*TO BE DONE*
Copy every record exactly, and keep the pictures out.

+ + + + + + +

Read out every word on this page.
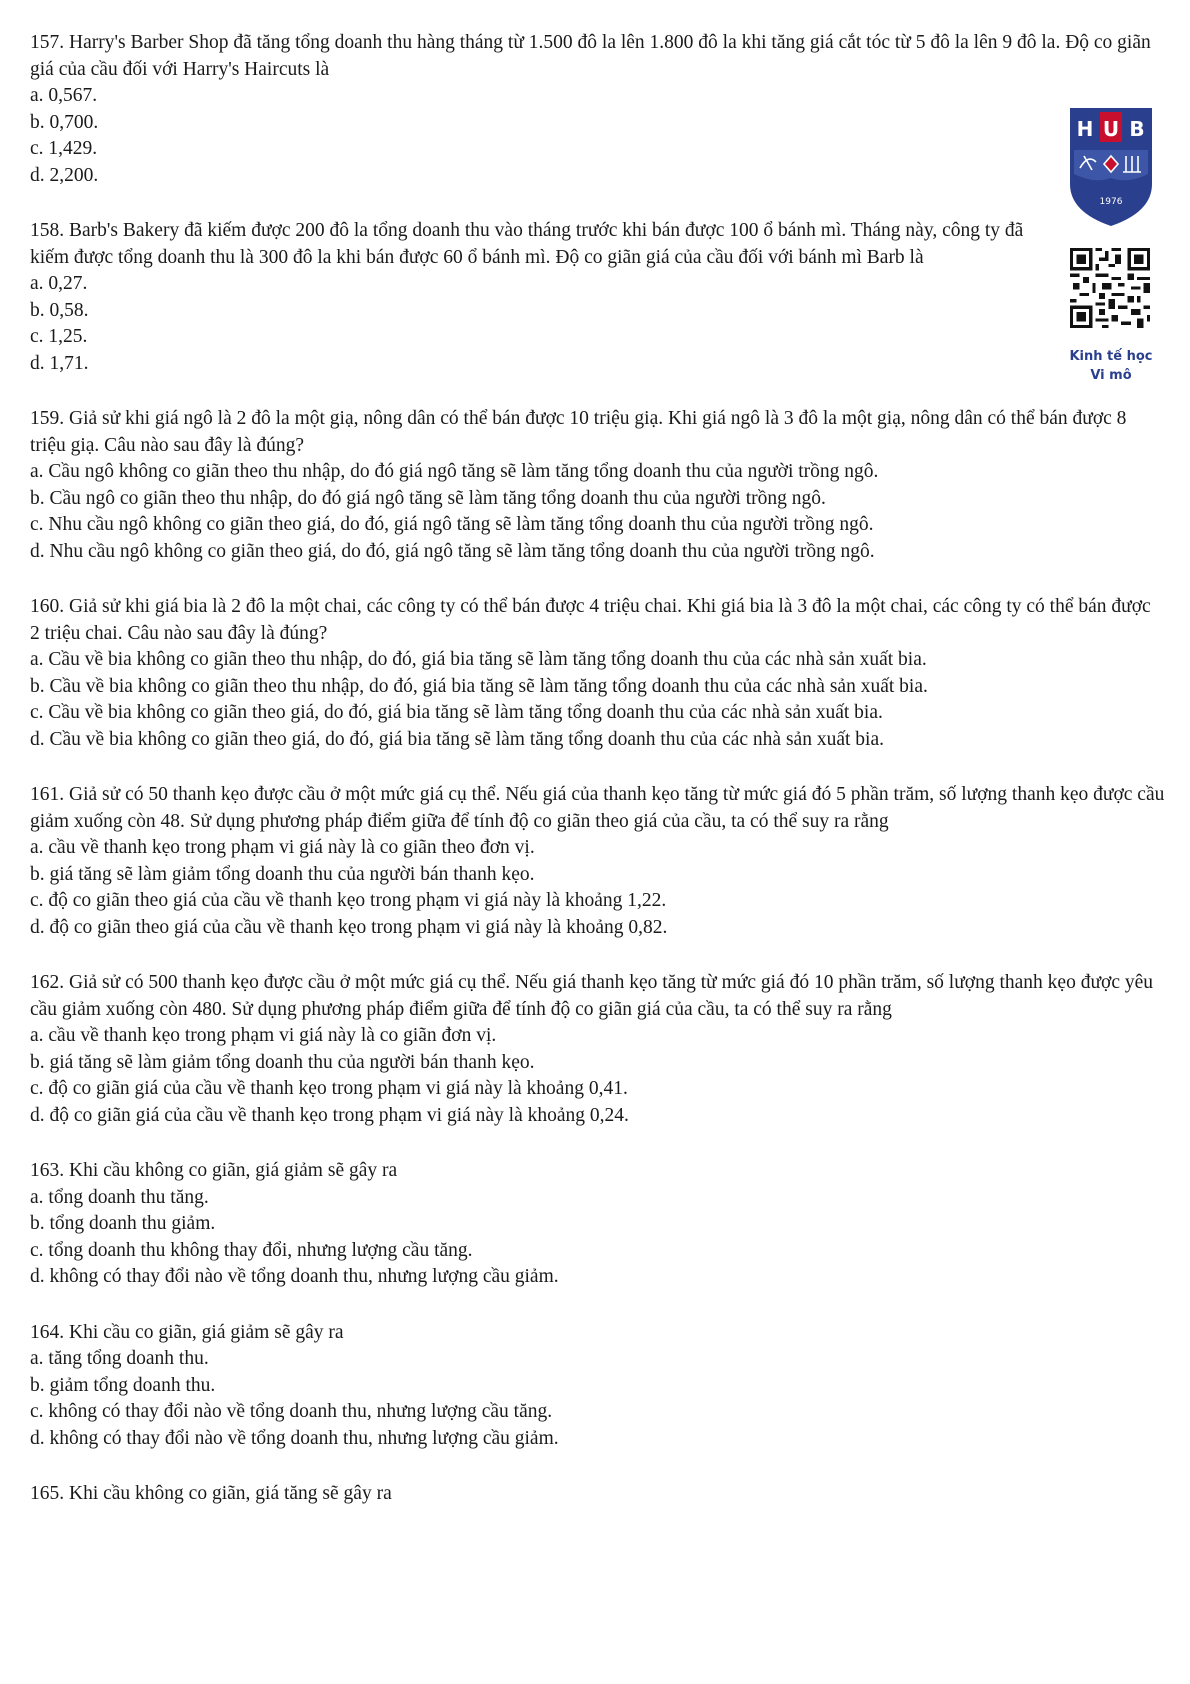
157. Harry's Barber Shop đã tăng tổng doanh thu hàng tháng từ 1.500 đô la lên 1.800 đô la khi tăng giá cắt tóc từ 5 đô la lên 9 đô la. Độ co giãn giá của cầu đối với Harry's Haircuts là

a. 0,567.

b. 0,700.

c. 1,429.

d. 2,200.

158. Barb's Bakery đã kiếm được 200 đô la tổng doanh thu vào tháng trước khi bán được 100 ổ bánh mì. Tháng này, công ty đã kiếm được tổng doanh thu là 300 đô la khi bán được 60 ổ bánh mì. Độ co giãn giá của cầu đối với bánh mì Barb là

a. 0,27.

b. 0,58.

c. 1,25.

d. 1,71.

159. Giả sử khi giá ngô là 2 đô la một giạ, nông dân có thể bán được 10 triệu giạ. Khi giá ngô là 3 đô la một giạ, nông dân có thể bán được 8 triệu giạ. Câu nào sau đây là đúng?

a. Cầu ngô không co giãn theo thu nhập, do đó giá ngô tăng sẽ làm tăng tổng doanh thu của người trồng ngô.

b. Cầu ngô co giãn theo thu nhập, do đó giá ngô tăng sẽ làm tăng tổng doanh thu của người trồng ngô.

c. Nhu cầu ngô không co giãn theo giá, do đó, giá ngô tăng sẽ làm tăng tổng doanh thu của người trồng ngô.

d. Nhu cầu ngô không co giãn theo giá, do đó, giá ngô tăng sẽ làm tăng tổng doanh thu của người trồng ngô.

160. Giả sử khi giá bia là 2 đô la một chai, các công ty có thể bán được 4 triệu chai. Khi giá bia là 3 đô la một chai, các công ty có thể bán được 2 triệu chai. Câu nào sau đây là đúng?

a. Cầu về bia không co giãn theo thu nhập, do đó, giá bia tăng sẽ làm tăng tổng doanh thu của các nhà sản xuất bia.

b. Cầu về bia không co giãn theo thu nhập, do đó, giá bia tăng sẽ làm tăng tổng doanh thu của các nhà sản xuất bia.

c. Cầu về bia không co giãn theo giá, do đó, giá bia tăng sẽ làm tăng tổng doanh thu của các nhà sản xuất bia.

d. Cầu về bia không co giãn theo giá, do đó, giá bia tăng sẽ làm tăng tổng doanh thu của các nhà sản xuất bia.

161. Giả sử có 50 thanh kẹo được cầu ở một mức giá cụ thể. Nếu giá của thanh kẹo tăng từ mức giá đó 5 phần trăm, số lượng thanh kẹo được cầu giảm xuống còn 48. Sử dụng phương pháp điểm giữa để tính độ co giãn theo giá của cầu, ta có thể suy ra rằng

a. cầu về thanh kẹo trong phạm vi giá này là co giãn theo đơn vị.

b. giá tăng sẽ làm giảm tổng doanh thu của người bán thanh kẹo.

c. độ co giãn theo giá của cầu về thanh kẹo trong phạm vi giá này là khoảng 1,22.

d. độ co giãn theo giá của cầu về thanh kẹo trong phạm vi giá này là khoảng 0,82.

162. Giả sử có 500 thanh kẹo được cầu ở một mức giá cụ thể. Nếu giá thanh kẹo tăng từ mức giá đó 10 phần trăm, số lượng thanh kẹo được yêu cầu giảm xuống còn 480. Sử dụng phương pháp điểm giữa để tính độ co giãn giá của cầu, ta có thể suy ra rằng

a. cầu về thanh kẹo trong phạm vi giá này là co giãn đơn vị.

b. giá tăng sẽ làm giảm tổng doanh thu của người bán thanh kẹo.

c. độ co giãn giá của cầu về thanh kẹo trong phạm vi giá này là khoảng 0,41.

d. độ co giãn giá của cầu về thanh kẹo trong phạm vi giá này là khoảng 0,24.

163. Khi cầu không co giãn, giá giảm sẽ gây ra

a. tổng doanh thu tăng.

b. tổng doanh thu giảm.

c. tổng doanh thu không thay đổi, nhưng lượng cầu tăng.

d. không có thay đổi nào về tổng doanh thu, nhưng lượng cầu giảm.

164. Khi cầu co giãn, giá giảm sẽ gây ra

a. tăng tổng doanh thu.

b. giảm tổng doanh thu.

c. không có thay đổi nào về tổng doanh thu, nhưng lượng cầu tăng.

d. không có thay đổi nào về tổng doanh thu, nhưng lượng cầu giảm.

165. Khi cầu không co giãn, giá tăng sẽ gây ra

H U B
1976
Kinh tế học
Vi mô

+ + + + + + +

*COMPLETE OUTPUT*
Read out every word on this page.
157. Harry's Barber Shop đã tăng tổng doanh thu hàng tháng từ 1.500 đô la lên 1.800 đô la khi tăng giá cắt tóc từ 5 đô la lên 9 đô la. Độ co giãn giá của cầu đối với Harry's Haircuts là

a. 0,567.

b. 0,700.

c. 1,429.

d. 2,200.

158. Barb's Bakery đã kiếm được 200 đô la tổng doanh thu vào tháng trước khi bán được 100 ổ bánh mì. Tháng này, công ty đã kiếm được tổng doanh thu là 300 đô la khi bán được 60 ổ bánh mì. Độ co giãn giá của cầu đối với bánh mì Barb là

a. 0,27.

b. 0,58.

c. 1,25.

d. 1,71.

159. Giả sử khi giá ngô là 2 đô la một giạ, nông dân có thể bán được 10 triệu giạ. Khi giá ngô là 3 đô la một giạ, nông dân có thể bán được 8 triệu giạ. Câu nào sau đây là đúng?

a. Cầu ngô không co giãn theo thu nhập, do đó giá ngô tăng sẽ làm tăng tổng doanh thu của người trồng ngô.

b. Cầu ngô co giãn theo thu nhập, do đó giá ngô tăng sẽ làm tăng tổng doanh thu của người trồng ngô.

c. Nhu cầu ngô không co giãn theo giá, do đó, giá ngô tăng sẽ làm tăng tổng doanh thu của người trồng ngô.

d. Nhu cầu ngô không co giãn theo giá, do đó, giá ngô tăng sẽ làm tăng tổng doanh thu của người trồng ngô.

160. Giả sử khi giá bia là 2 đô la một chai, các công ty có thể bán được 4 triệu chai. Khi giá bia là 3 đô la một chai, các công ty có thể bán được 2 triệu chai. Câu nào sau đây là đúng?

a. Cầu về bia không co giãn theo thu nhập, do đó, giá bia tăng sẽ làm tăng tổng doanh thu của các nhà sản xuất bia.

b. Cầu về bia không co giãn theo thu nhập, do đó, giá bia tăng sẽ làm tăng tổng doanh thu của các nhà sản xuất bia.

c. Cầu về bia không co giãn theo giá, do đó, giá bia tăng sẽ làm tăng tổng doanh thu của các nhà sản xuất bia.

d. Cầu về bia không co giãn theo giá, do đó, giá bia tăng sẽ làm tăng tổng doanh thu của các nhà sản xuất bia.

161. Giả sử có 50 thanh kẹo được cầu ở một mức giá cụ thể. Nếu giá của thanh kẹo tăng từ mức giá đó 5 phần trăm, số lượng thanh kẹo được cầu giảm xuống còn 48. Sử dụng phương pháp điểm giữa để tính độ co giãn theo giá của cầu, ta có thể suy ra rằng

a. cầu về thanh kẹo trong phạm vi giá này là co giãn theo đơn vị.

b. giá tăng sẽ làm giảm tổng doanh thu của người bán thanh kẹo.

c. độ co giãn theo giá của cầu về thanh kẹo trong phạm vi giá này là khoảng 1,22.

d. độ co giãn theo giá của cầu về thanh kẹo trong phạm vi giá này là khoảng 0,82.

162. Giả sử có 500 thanh kẹo được cầu ở một mức giá cụ thể. Nếu giá thanh kẹo tăng từ mức giá đó 10 phần trăm, số lượng thanh kẹo được yêu cầu giảm xuống còn 480. Sử dụng phương pháp điểm giữa để tính độ co giãn giá của cầu, ta có thể suy ra rằng

a. cầu về thanh kẹo trong phạm vi giá này là co giãn đơn vị.

b. giá tăng sẽ làm giảm tổng doanh thu của người bán thanh kẹo.

c. độ co giãn giá của cầu về thanh kẹo trong phạm vi giá này là khoảng 0,41.

d. độ co giãn giá của cầu về thanh kẹo trong phạm vi giá này là khoảng 0,24.

163. Khi cầu không co giãn, giá giảm sẽ gây ra

a. tổng doanh thu tăng.

b. tổng doanh thu giảm.

c. tổng doanh thu không thay đổi, nhưng lượng cầu tăng.

d. không có thay đổi nào về tổng doanh thu, nhưng lượng cầu giảm.

164. Khi cầu co giãn, giá giảm sẽ gây ra

a. tăng tổng doanh thu.

b. giảm tổng doanh thu.

c. không có thay đổi nào về tổng doanh thu, nhưng lượng cầu tăng.

d. không có thay đổi nào về tổng doanh thu, nhưng lượng cầu giảm.

165. Khi cầu không co giãn, giá tăng sẽ gây ra

H U B
1976
Kinh tế học
Vi mô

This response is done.